_What is needed_
All of the entries need to be set down exactly as they read.

(Data entries for graphics)
BEGIN

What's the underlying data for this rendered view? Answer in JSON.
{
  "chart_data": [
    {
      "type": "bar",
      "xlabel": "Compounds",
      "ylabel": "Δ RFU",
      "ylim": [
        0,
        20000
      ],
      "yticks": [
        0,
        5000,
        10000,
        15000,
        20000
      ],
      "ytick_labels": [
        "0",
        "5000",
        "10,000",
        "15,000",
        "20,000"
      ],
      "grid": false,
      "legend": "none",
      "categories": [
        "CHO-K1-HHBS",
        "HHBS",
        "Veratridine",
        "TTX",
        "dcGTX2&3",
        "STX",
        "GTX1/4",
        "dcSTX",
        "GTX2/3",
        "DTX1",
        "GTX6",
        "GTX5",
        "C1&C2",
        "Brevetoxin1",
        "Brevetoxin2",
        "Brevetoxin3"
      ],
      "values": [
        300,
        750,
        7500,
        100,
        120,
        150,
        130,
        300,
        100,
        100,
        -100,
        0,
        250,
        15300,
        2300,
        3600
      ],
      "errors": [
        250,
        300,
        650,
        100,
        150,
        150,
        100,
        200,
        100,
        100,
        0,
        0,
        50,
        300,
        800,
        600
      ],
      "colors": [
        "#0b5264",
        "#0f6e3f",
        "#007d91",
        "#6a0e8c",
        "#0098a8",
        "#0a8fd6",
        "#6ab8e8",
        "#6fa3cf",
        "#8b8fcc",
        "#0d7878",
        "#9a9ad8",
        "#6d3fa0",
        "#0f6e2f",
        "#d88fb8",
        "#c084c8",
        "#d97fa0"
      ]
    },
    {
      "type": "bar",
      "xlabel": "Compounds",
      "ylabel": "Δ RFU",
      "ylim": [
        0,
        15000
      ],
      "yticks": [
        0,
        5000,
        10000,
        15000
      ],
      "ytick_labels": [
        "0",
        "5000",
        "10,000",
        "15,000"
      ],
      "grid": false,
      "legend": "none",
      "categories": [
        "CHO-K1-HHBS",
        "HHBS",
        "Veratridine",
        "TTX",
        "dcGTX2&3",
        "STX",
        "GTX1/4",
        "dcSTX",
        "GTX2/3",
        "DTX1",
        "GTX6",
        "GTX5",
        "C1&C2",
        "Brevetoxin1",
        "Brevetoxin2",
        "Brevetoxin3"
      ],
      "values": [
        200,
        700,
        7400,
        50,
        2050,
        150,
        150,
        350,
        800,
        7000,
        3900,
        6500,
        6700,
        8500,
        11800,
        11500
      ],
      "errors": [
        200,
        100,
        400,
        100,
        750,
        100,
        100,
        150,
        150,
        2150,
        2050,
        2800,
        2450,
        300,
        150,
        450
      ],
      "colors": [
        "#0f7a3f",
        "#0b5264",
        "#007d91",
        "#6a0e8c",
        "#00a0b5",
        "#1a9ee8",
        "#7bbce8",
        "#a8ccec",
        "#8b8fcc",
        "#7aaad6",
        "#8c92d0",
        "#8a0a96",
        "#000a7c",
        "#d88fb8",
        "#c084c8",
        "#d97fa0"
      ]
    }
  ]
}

END

_Exercise solution_
What's the underlying data for this rendered view? Answer in JSON.
{
  "chart_data": [
    {
      "type": "bar",
      "xlabel": "Compounds",
      "ylabel": "Δ RFU",
      "ylim": [
        0,
        20000
      ],
      "yticks": [
        0,
        5000,
        10000,
        15000,
        20000
      ],
      "ytick_labels": [
        "0",
        "5000",
        "10,000",
        "15,000",
        "20,000"
      ],
      "grid": false,
      "legend": "none",
      "categories": [
        "CHO-K1-HHBS",
        "HHBS",
        "Veratridine",
        "TTX",
        "dcGTX2&3",
        "STX",
        "GTX1/4",
        "dcSTX",
        "GTX2/3",
        "DTX1",
        "GTX6",
        "GTX5",
        "C1&C2",
        "Brevetoxin1",
        "Brevetoxin2",
        "Brevetoxin3"
      ],
      "values": [
        300,
        750,
        7500,
        100,
        120,
        150,
        130,
        300,
        100,
        100,
        -100,
        0,
        250,
        15300,
        2300,
        3600
      ],
      "errors": [
        250,
        300,
        650,
        100,
        150,
        150,
        100,
        200,
        100,
        100,
        0,
        0,
        50,
        300,
        800,
        600
      ],
      "colors": [
        "#0b5264",
        "#0f6e3f",
        "#007d91",
        "#6a0e8c",
        "#0098a8",
        "#0a8fd6",
        "#6ab8e8",
        "#6fa3cf",
        "#8b8fcc",
        "#0d7878",
        "#9a9ad8",
        "#6d3fa0",
        "#0f6e2f",
        "#d88fb8",
        "#c084c8",
        "#d97fa0"
      ]
    },
    {
      "type": "bar",
      "xlabel": "Compounds",
      "ylabel": "Δ RFU",
      "ylim": [
        0,
        15000
      ],
      "yticks": [
        0,
        5000,
        10000,
        15000
      ],
      "ytick_labels": [
        "0",
        "5000",
        "10,000",
        "15,000"
      ],
      "grid": false,
      "legend": "none",
      "categories": [
        "CHO-K1-HHBS",
        "HHBS",
        "Veratridine",
        "TTX",
        "dcGTX2&3",
        "STX",
        "GTX1/4",
        "dcSTX",
        "GTX2/3",
        "DTX1",
        "GTX6",
        "GTX5",
        "C1&C2",
        "Brevetoxin1",
        "Brevetoxin2",
        "Brevetoxin3"
      ],
      "values": [
        200,
        700,
        7400,
        50,
        2050,
        150,
        150,
        350,
        800,
        7000,
        3900,
        6500,
        6700,
        8500,
        11800,
        11500
      ],
      "errors": [
        200,
        100,
        400,
        100,
        750,
        100,
        100,
        150,
        150,
        2150,
        2050,
        2800,
        2450,
        300,
        150,
        450
      ],
      "colors": [
        "#0f7a3f",
        "#0b5264",
        "#007d91",
        "#6a0e8c",
        "#00a0b5",
        "#1a9ee8",
        "#7bbce8",
        "#a8ccec",
        "#8b8fcc",
        "#7aaad6",
        "#8c92d0",
        "#8a0a96",
        "#000a7c",
        "#d88fb8",
        "#c084c8",
        "#d97fa0"
      ]
    }
  ]
}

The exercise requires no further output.